======== EXERCISE MATERIAL ========

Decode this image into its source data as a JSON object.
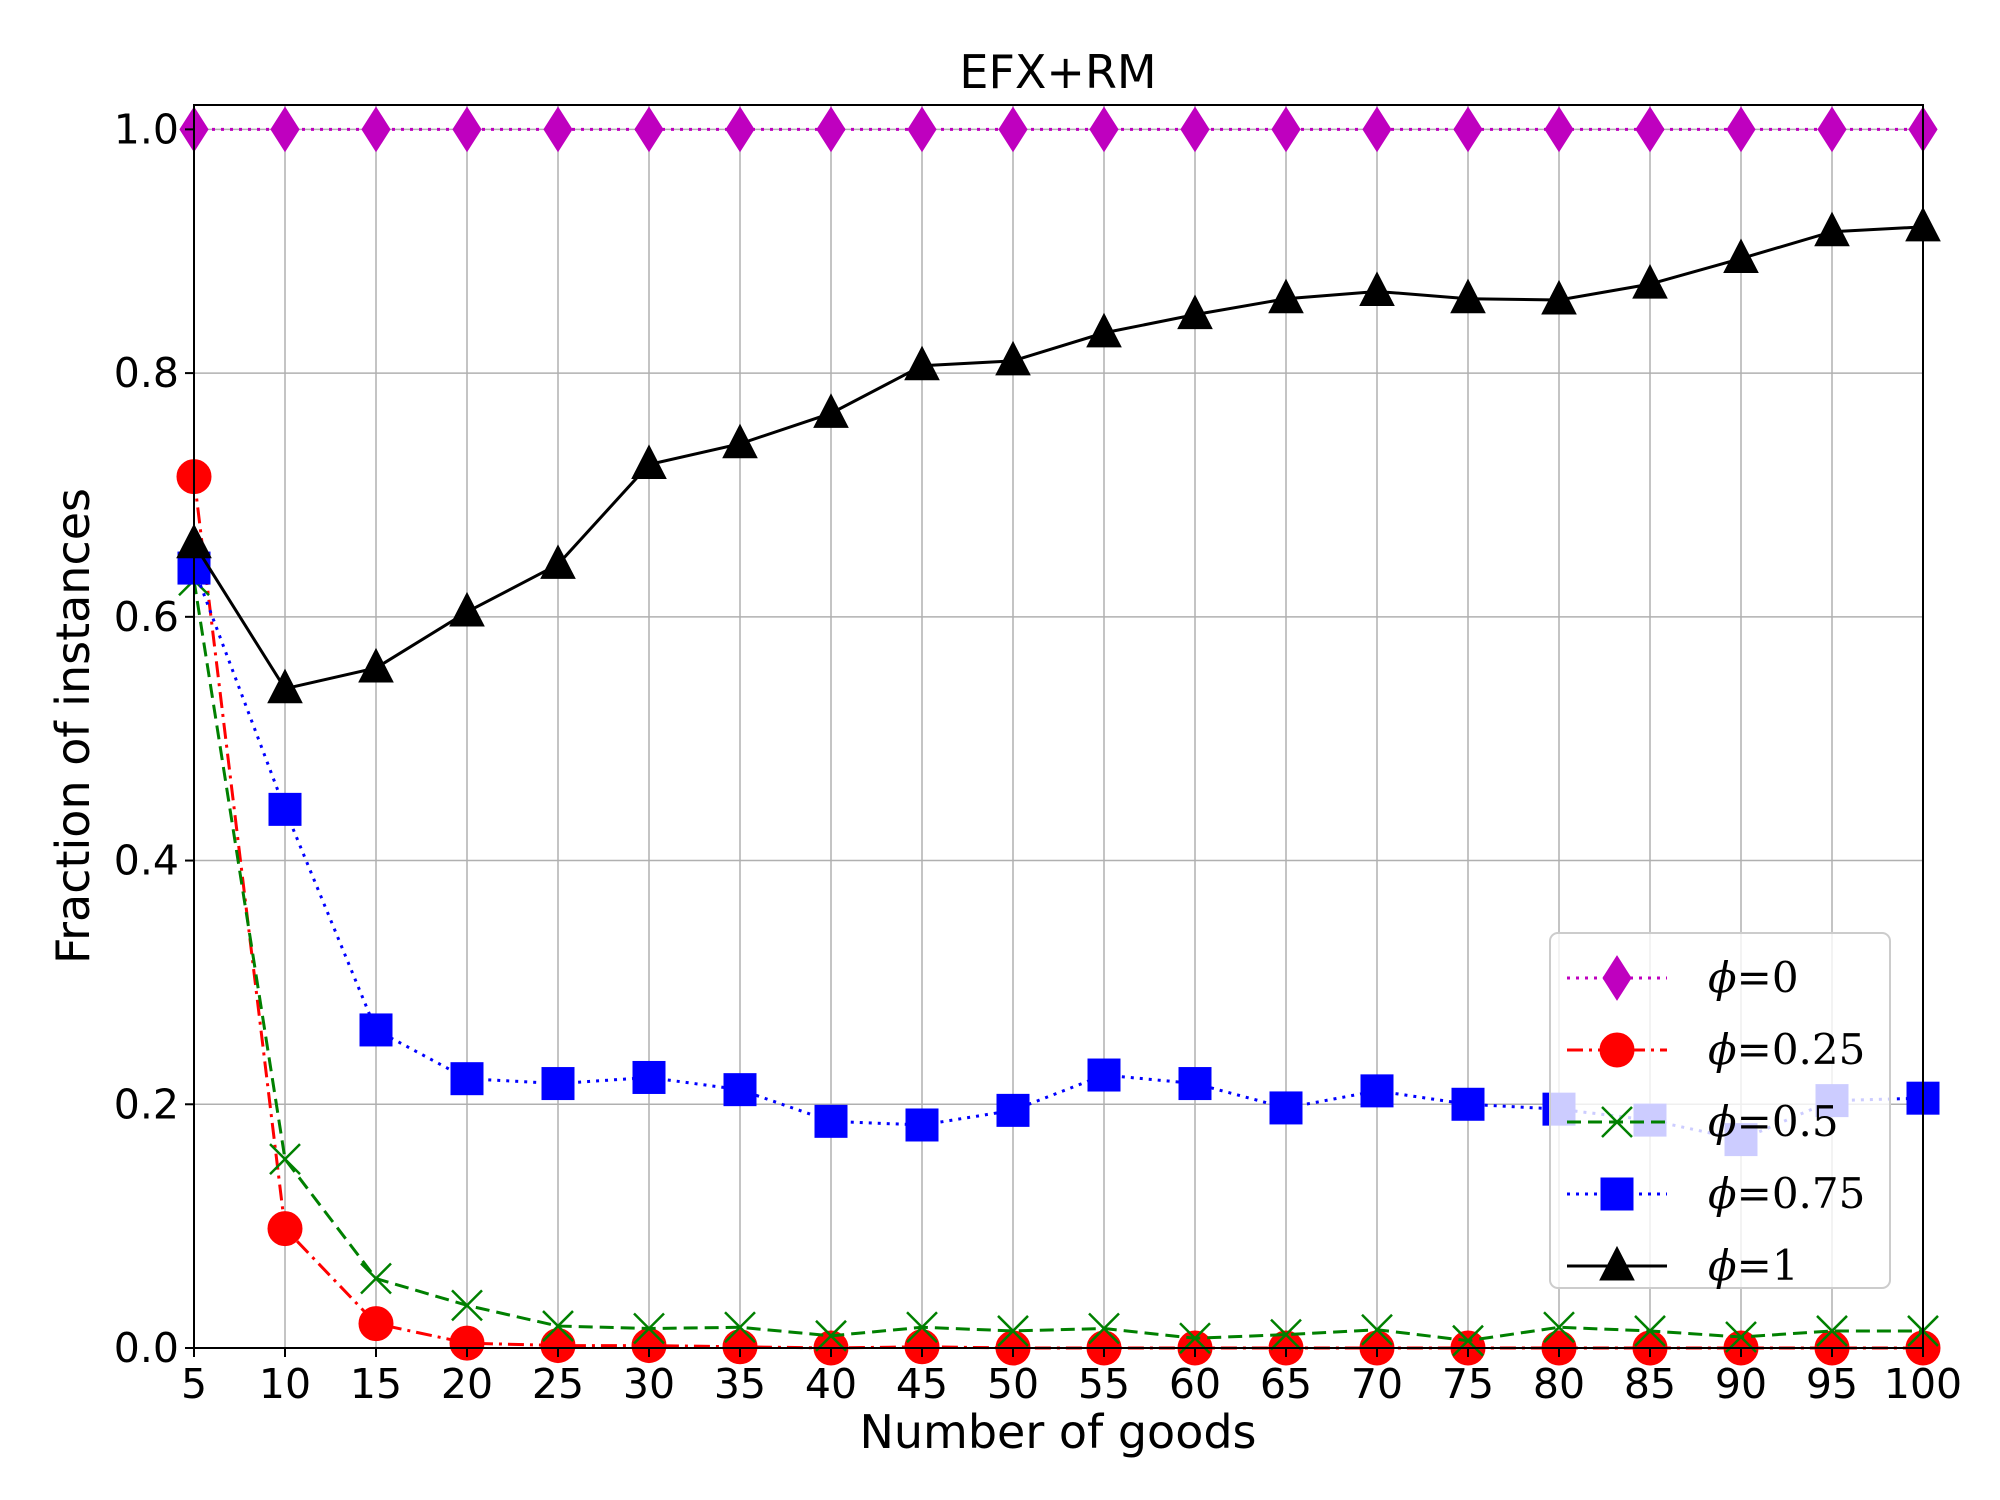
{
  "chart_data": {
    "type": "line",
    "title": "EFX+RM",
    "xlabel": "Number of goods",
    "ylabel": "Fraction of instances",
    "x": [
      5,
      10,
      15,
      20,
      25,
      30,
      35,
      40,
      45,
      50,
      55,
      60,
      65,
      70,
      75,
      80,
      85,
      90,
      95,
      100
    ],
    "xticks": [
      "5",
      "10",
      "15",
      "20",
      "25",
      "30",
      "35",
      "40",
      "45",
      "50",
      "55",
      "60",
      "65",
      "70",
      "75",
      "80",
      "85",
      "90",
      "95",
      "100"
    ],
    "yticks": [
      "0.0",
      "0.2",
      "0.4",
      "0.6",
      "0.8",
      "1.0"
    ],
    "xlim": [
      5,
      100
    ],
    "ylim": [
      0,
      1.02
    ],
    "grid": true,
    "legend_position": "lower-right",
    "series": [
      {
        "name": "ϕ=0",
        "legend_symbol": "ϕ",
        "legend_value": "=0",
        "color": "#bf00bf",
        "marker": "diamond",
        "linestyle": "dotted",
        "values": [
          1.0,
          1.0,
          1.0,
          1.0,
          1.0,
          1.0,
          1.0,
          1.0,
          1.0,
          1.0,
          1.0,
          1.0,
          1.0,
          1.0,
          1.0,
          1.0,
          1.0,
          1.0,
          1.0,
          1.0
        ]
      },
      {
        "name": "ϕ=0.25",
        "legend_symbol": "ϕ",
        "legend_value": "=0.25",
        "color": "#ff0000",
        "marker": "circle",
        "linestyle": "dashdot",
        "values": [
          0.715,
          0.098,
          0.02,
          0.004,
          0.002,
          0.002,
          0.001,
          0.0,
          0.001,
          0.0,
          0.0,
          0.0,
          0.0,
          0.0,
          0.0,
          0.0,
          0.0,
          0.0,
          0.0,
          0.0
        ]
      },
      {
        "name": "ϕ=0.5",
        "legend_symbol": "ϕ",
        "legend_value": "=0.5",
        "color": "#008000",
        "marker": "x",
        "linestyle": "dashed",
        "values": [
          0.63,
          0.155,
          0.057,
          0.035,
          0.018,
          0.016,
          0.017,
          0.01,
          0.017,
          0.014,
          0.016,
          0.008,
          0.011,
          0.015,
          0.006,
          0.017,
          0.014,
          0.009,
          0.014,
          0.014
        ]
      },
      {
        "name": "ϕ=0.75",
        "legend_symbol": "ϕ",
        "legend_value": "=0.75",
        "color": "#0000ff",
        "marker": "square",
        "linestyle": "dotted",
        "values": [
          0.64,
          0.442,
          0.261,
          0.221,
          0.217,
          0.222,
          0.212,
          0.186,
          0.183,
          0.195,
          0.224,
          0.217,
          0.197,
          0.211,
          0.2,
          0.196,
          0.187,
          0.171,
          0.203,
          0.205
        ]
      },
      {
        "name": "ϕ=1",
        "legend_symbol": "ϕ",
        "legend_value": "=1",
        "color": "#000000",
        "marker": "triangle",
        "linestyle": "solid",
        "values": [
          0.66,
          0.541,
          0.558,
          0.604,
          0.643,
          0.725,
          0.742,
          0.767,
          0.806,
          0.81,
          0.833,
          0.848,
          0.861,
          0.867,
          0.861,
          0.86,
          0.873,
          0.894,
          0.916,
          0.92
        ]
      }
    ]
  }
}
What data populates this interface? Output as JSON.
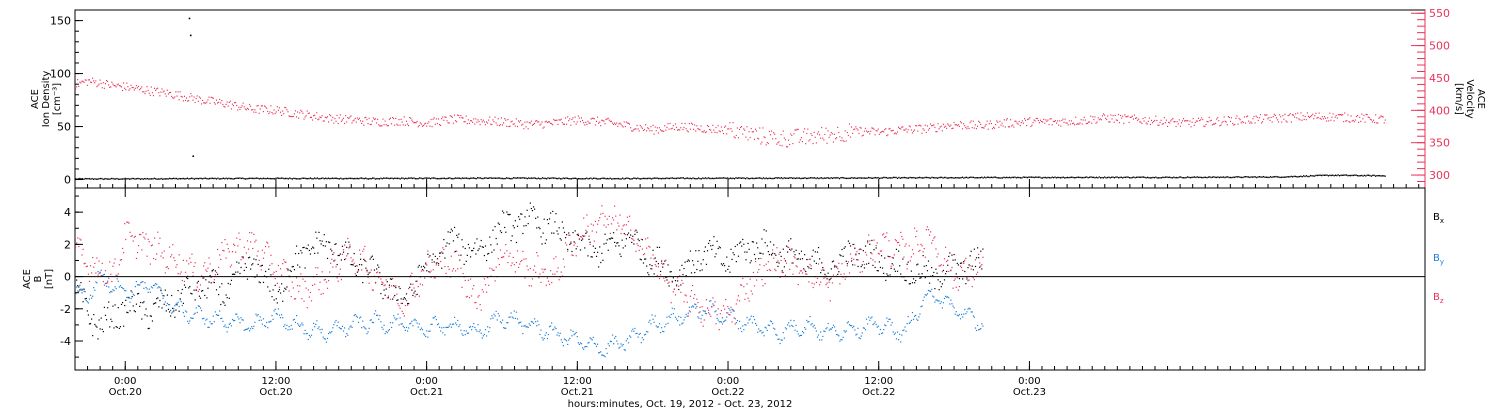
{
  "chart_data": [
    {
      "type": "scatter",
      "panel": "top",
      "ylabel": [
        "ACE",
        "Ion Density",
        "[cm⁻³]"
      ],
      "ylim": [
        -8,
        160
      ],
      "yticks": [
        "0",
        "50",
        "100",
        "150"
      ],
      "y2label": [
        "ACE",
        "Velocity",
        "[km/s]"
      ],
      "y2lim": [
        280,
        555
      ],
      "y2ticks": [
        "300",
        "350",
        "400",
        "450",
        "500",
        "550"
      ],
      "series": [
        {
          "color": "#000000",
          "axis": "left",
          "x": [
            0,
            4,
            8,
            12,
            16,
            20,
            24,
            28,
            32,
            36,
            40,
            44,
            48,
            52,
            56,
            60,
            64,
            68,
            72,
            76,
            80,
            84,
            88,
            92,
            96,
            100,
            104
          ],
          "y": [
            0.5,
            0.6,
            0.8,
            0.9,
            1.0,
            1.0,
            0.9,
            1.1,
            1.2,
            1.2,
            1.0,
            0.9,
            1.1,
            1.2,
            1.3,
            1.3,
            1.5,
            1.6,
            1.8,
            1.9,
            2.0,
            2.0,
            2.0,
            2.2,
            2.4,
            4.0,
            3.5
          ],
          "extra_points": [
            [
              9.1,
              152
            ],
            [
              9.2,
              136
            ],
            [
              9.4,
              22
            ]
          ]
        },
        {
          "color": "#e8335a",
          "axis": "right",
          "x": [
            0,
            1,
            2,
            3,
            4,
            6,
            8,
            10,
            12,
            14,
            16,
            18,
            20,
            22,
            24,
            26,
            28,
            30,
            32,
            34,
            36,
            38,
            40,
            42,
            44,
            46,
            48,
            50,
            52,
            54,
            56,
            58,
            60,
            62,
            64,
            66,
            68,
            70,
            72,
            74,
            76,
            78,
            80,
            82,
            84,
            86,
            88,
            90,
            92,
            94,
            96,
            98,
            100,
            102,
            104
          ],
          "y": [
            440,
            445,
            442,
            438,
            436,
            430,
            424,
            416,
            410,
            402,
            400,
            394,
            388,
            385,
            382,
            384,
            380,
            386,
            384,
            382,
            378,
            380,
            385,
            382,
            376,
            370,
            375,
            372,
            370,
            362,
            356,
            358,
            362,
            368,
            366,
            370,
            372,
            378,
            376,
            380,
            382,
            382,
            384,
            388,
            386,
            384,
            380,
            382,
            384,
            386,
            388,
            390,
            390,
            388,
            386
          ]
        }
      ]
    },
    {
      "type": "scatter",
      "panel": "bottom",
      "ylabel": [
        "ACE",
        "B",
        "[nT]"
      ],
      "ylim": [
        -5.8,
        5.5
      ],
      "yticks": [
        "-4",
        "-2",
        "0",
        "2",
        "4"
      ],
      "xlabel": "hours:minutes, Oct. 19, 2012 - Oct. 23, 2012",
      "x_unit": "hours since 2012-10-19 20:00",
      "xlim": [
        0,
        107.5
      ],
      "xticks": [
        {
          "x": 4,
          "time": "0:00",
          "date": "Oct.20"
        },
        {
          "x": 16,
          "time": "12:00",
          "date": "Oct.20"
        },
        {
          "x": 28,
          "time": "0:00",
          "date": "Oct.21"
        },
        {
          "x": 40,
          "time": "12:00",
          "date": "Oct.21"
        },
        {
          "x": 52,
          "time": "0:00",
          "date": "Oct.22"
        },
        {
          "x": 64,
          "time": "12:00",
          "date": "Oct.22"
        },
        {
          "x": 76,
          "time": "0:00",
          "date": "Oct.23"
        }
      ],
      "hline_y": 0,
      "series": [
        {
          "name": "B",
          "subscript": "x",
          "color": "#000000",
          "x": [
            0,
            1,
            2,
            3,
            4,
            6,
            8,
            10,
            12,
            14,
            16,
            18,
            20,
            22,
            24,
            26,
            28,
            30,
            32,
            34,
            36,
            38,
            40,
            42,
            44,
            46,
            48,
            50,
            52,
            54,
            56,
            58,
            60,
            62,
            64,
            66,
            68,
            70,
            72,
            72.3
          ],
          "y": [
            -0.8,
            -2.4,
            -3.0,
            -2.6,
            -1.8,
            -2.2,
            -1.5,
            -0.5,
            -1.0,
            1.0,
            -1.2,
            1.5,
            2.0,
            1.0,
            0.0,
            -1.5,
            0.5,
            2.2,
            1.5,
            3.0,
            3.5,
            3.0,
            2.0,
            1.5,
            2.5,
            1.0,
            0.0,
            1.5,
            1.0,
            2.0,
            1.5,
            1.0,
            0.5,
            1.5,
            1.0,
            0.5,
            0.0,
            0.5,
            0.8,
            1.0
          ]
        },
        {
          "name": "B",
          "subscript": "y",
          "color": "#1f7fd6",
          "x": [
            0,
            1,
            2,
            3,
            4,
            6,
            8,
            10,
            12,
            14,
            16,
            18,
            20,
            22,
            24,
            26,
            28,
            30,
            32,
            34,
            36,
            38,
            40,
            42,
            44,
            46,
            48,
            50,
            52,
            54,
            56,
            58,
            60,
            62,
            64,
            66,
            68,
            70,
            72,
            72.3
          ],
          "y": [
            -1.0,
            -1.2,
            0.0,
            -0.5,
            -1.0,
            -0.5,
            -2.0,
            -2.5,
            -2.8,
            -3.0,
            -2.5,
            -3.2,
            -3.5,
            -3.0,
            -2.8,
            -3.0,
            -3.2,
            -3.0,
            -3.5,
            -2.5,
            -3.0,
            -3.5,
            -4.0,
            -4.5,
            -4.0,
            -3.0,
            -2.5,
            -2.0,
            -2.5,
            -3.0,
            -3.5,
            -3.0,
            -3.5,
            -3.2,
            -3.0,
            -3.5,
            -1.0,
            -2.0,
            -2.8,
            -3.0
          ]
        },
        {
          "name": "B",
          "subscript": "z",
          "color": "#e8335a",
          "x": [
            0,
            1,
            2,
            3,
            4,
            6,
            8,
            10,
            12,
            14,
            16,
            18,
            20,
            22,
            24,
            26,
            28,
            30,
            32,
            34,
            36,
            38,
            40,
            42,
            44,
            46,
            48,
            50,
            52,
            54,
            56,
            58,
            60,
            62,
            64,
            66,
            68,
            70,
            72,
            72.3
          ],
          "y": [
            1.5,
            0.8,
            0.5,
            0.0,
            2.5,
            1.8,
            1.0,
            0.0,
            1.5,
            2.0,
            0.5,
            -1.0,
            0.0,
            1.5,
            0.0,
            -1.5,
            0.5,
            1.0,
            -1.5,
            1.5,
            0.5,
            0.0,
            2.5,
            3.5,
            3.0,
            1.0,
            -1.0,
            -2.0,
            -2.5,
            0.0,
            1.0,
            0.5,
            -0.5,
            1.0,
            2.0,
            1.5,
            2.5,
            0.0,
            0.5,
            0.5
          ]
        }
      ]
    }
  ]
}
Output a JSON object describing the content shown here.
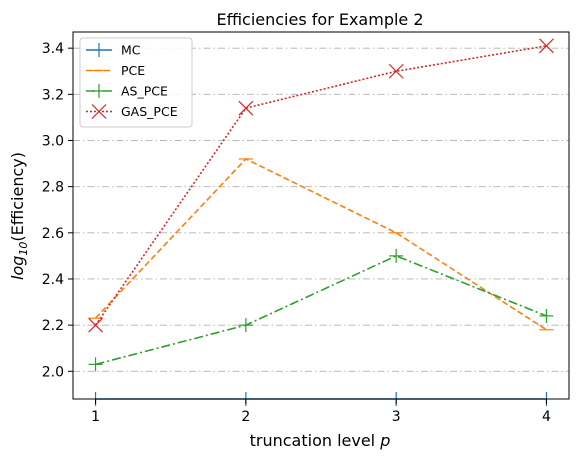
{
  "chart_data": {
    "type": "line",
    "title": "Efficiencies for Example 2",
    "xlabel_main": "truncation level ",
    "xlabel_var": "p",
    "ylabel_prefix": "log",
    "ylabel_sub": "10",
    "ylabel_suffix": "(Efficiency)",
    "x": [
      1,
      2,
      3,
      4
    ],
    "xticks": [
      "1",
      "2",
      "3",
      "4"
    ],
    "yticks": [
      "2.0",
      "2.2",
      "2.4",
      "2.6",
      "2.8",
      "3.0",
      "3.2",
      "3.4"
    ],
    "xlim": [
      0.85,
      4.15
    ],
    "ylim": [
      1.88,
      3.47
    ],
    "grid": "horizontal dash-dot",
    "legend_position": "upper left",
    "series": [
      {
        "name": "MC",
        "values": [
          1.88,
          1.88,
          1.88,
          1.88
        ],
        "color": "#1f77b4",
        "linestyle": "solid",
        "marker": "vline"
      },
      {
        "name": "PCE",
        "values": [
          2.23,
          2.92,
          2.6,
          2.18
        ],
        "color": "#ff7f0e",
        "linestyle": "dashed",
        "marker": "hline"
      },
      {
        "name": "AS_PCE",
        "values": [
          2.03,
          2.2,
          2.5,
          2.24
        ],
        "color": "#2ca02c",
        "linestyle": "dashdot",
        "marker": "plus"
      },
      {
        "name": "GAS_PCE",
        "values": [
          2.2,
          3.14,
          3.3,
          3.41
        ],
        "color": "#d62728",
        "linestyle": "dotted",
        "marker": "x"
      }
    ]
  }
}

========

- _WHAT IS EXPECTED_:
Examine the records and pull out every line where the string "object" occurs.

- _SOLVED EXERCISE_:
Decode this image into its source data as a JSON object.
Output a JSON object describing the content shown here.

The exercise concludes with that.